* **Goal**
Set the listing down again in full, word for word, with the pictures left out.

* **Supplied entries**

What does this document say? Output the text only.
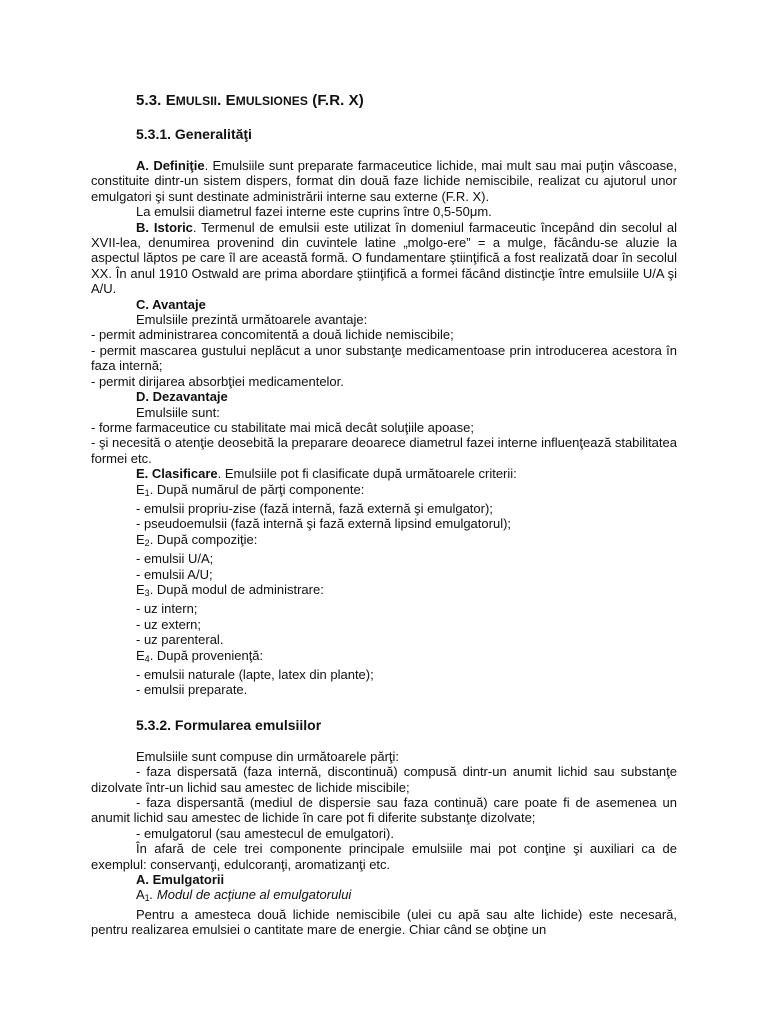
5.3. EMULSII. EMULSIONES (F.R. X)
5.3.1. Generalităţi

A. Definiţie. Emulsiile sunt preparate farmaceutice lichide, mai mult sau mai puţin vâscoase, constituite dintr-un sistem dispers, format din două faze lichide nemiscibile, realizat cu ajutorul unor emulgatori şi sunt destinate administrării interne sau externe (F.R. X).

La emulsii diametrul fazei interne este cuprins între 0,5-50μm.

B. Istoric. Termenul de emulsii este utilizat în domeniul farmaceutic începând din secolul al XVII-lea, denumirea provenind din cuvintele latine „molgo-ere” = a mulge, făcându-se aluzie la aspectul lăptos pe care îl are această formă. O fundamentare ştiinţifică a fost realizată doar în secolul XX. În anul 1910 Ostwald are prima abordare ştiinţifică a formei făcând distincţie între emulsiile U/A şi A/U.

C. Avantaje

Emulsiile prezintă următoarele avantaje:

- permit administrarea concomitentă a două lichide nemiscibile;

- permit mascarea gustului neplăcut a unor substanţe medicamentoase prin introducerea acestora în faza internă;

- permit dirijarea absorbţiei medicamentelor.

D. Dezavantaje

Emulsiile sunt:

- forme farmaceutice cu stabilitate mai mică decât soluţiile apoase;

- şi necesită o atenţie deosebită la preparare deoarece diametrul fazei interne influenţează stabilitatea formei etc.

E. Clasificare. Emulsiile pot fi clasificate după următoarele criterii:

$E_1$. După numărul de părţi componente:

- emulsii propriu-zise (fază internă, fază externă şi emulgator);

- pseudoemulsii (fază internă şi fază externă lipsind emulgatorul);

$E_2$. După compoziţie:

- emulsii U/A;

- emulsii A/U;

$E_3$. După modul de administrare:

- uz intern;

- uz extern;

- uz parenteral.

$E_4$. După provenienţă:

- emulsii naturale (lapte, latex din plante);

- emulsii preparate.

5.3.2. Formularea emulsiilor

Emulsiile sunt compuse din următoarele părţi:

- faza dispersată (faza internă, discontinuă) compusă dintr-un anumit lichid sau substanţe dizolvate într-un lichid sau amestec de lichide miscibile;

- faza dispersantă (mediul de dispersie sau faza continuă) care poate fi de asemenea un anumit lichid sau amestec de lichide în care pot fi diferite substanţe dizolvate;

- emulgatorul (sau amestecul de emulgatori).

În afară de cele trei componente principale emulsiile mai pot conţine şi auxiliari ca de exemplul: conservanţi, edulcoranţi, aromatizanţi etc.

A. Emulgatorii

$A_1$. Modul de acţiune al emulgatorului

Pentru a amesteca două lichide nemiscibile (ulei cu apă sau alte lichide) este necesară, pentru realizarea emulsiei o cantitate mare de energie. Chiar când se obţine un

* **Task output**
What does this document say? Output the text only.
5.3. EMULSII. EMULSIONES (F.R. X)
5.3.1. Generalităţi

A. Definiţie. Emulsiile sunt preparate farmaceutice lichide, mai mult sau mai puţin vâscoase, constituite dintr-un sistem dispers, format din două faze lichide nemiscibile, realizat cu ajutorul unor emulgatori şi sunt destinate administrării interne sau externe (F.R. X).

La emulsii diametrul fazei interne este cuprins între 0,5-50μm.

B. Istoric. Termenul de emulsii este utilizat în domeniul farmaceutic începând din secolul al XVII-lea, denumirea provenind din cuvintele latine „molgo-ere” = a mulge, făcându-se aluzie la aspectul lăptos pe care îl are această formă. O fundamentare ştiinţifică a fost realizată doar în secolul XX. În anul 1910 Ostwald are prima abordare ştiinţifică a formei făcând distincţie între emulsiile U/A şi A/U.

C. Avantaje

Emulsiile prezintă următoarele avantaje:

- permit administrarea concomitentă a două lichide nemiscibile;

- permit mascarea gustului neplăcut a unor substanţe medicamentoase prin introducerea acestora în faza internă;

- permit dirijarea absorbţiei medicamentelor.

D. Dezavantaje

Emulsiile sunt:

- forme farmaceutice cu stabilitate mai mică decât soluţiile apoase;

- şi necesită o atenţie deosebită la preparare deoarece diametrul fazei interne influenţează stabilitatea formei etc.

E. Clasificare. Emulsiile pot fi clasificate după următoarele criterii:

$E_1$. După numărul de părţi componente:

- emulsii propriu-zise (fază internă, fază externă şi emulgator);

- pseudoemulsii (fază internă şi fază externă lipsind emulgatorul);

$E_2$. După compoziţie:

- emulsii U/A;

- emulsii A/U;

$E_3$. După modul de administrare:

- uz intern;

- uz extern;

- uz parenteral.

$E_4$. După provenienţă:

- emulsii naturale (lapte, latex din plante);

- emulsii preparate.

5.3.2. Formularea emulsiilor

Emulsiile sunt compuse din următoarele părţi:

- faza dispersată (faza internă, discontinuă) compusă dintr-un anumit lichid sau substanţe dizolvate într-un lichid sau amestec de lichide miscibile;

- faza dispersantă (mediul de dispersie sau faza continuă) care poate fi de asemenea un anumit lichid sau amestec de lichide în care pot fi diferite substanţe dizolvate;

- emulgatorul (sau amestecul de emulgatori).

În afară de cele trei componente principale emulsiile mai pot conţine şi auxiliari ca de exemplul: conservanţi, edulcoranţi, aromatizanţi etc.

A. Emulgatorii

$A_1$. Modul de acţiune al emulgatorului

Pentru a amesteca două lichide nemiscibile (ulei cu apă sau alte lichide) este necesară, pentru realizarea emulsiei o cantitate mare de energie. Chiar când se obţine un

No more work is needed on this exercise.